**Aim of the exercise**
From the listing that follows, output everything exactly except the pictures.

**Task inputs**

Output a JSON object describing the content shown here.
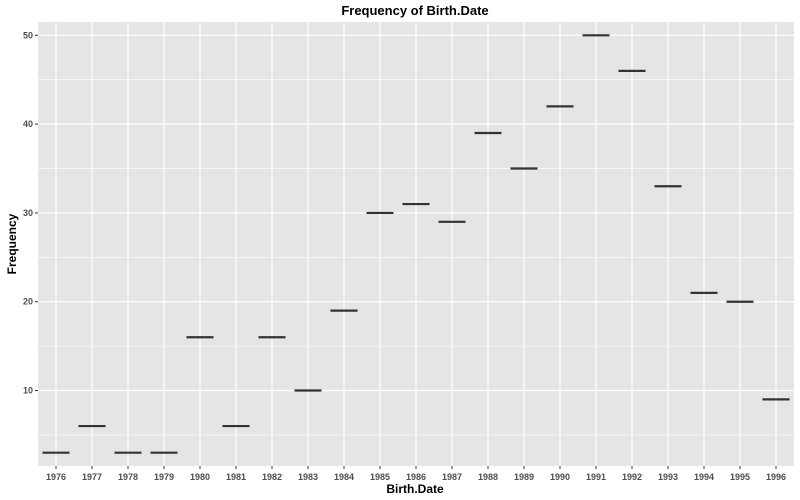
{
  "chart_data": {
    "type": "crossbar",
    "title": "Frequency of Birth.Date",
    "xlabel": "Birth.Date",
    "ylabel": "Frequency",
    "categories": [
      "1976",
      "1977",
      "1978",
      "1979",
      "1980",
      "1981",
      "1982",
      "1983",
      "1984",
      "1985",
      "1986",
      "1987",
      "1988",
      "1989",
      "1990",
      "1991",
      "1992",
      "1993",
      "1994",
      "1995",
      "1996"
    ],
    "values": [
      3,
      6,
      3,
      3,
      16,
      6,
      16,
      10,
      19,
      30,
      31,
      29,
      39,
      35,
      42,
      50,
      46,
      33,
      21,
      20,
      9
    ],
    "ylim": [
      1.5,
      51.5
    ],
    "yticks": [
      10,
      20,
      30,
      40,
      50
    ],
    "grid": true,
    "colors": {
      "panel_background": "#e5e5e5",
      "gridline": "#ffffff",
      "mark": "#333333"
    }
  }
}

**Answer to the task**
Output a JSON object describing the content shown here.
{
  "chart_data": {
    "type": "crossbar",
    "title": "Frequency of Birth.Date",
    "xlabel": "Birth.Date",
    "ylabel": "Frequency",
    "categories": [
      "1976",
      "1977",
      "1978",
      "1979",
      "1980",
      "1981",
      "1982",
      "1983",
      "1984",
      "1985",
      "1986",
      "1987",
      "1988",
      "1989",
      "1990",
      "1991",
      "1992",
      "1993",
      "1994",
      "1995",
      "1996"
    ],
    "values": [
      3,
      6,
      3,
      3,
      16,
      6,
      16,
      10,
      19,
      30,
      31,
      29,
      39,
      35,
      42,
      50,
      46,
      33,
      21,
      20,
      9
    ],
    "ylim": [
      1.5,
      51.5
    ],
    "yticks": [
      10,
      20,
      30,
      40,
      50
    ],
    "grid": true,
    "colors": {
      "panel_background": "#e5e5e5",
      "gridline": "#ffffff",
      "mark": "#333333"
    }
  }
}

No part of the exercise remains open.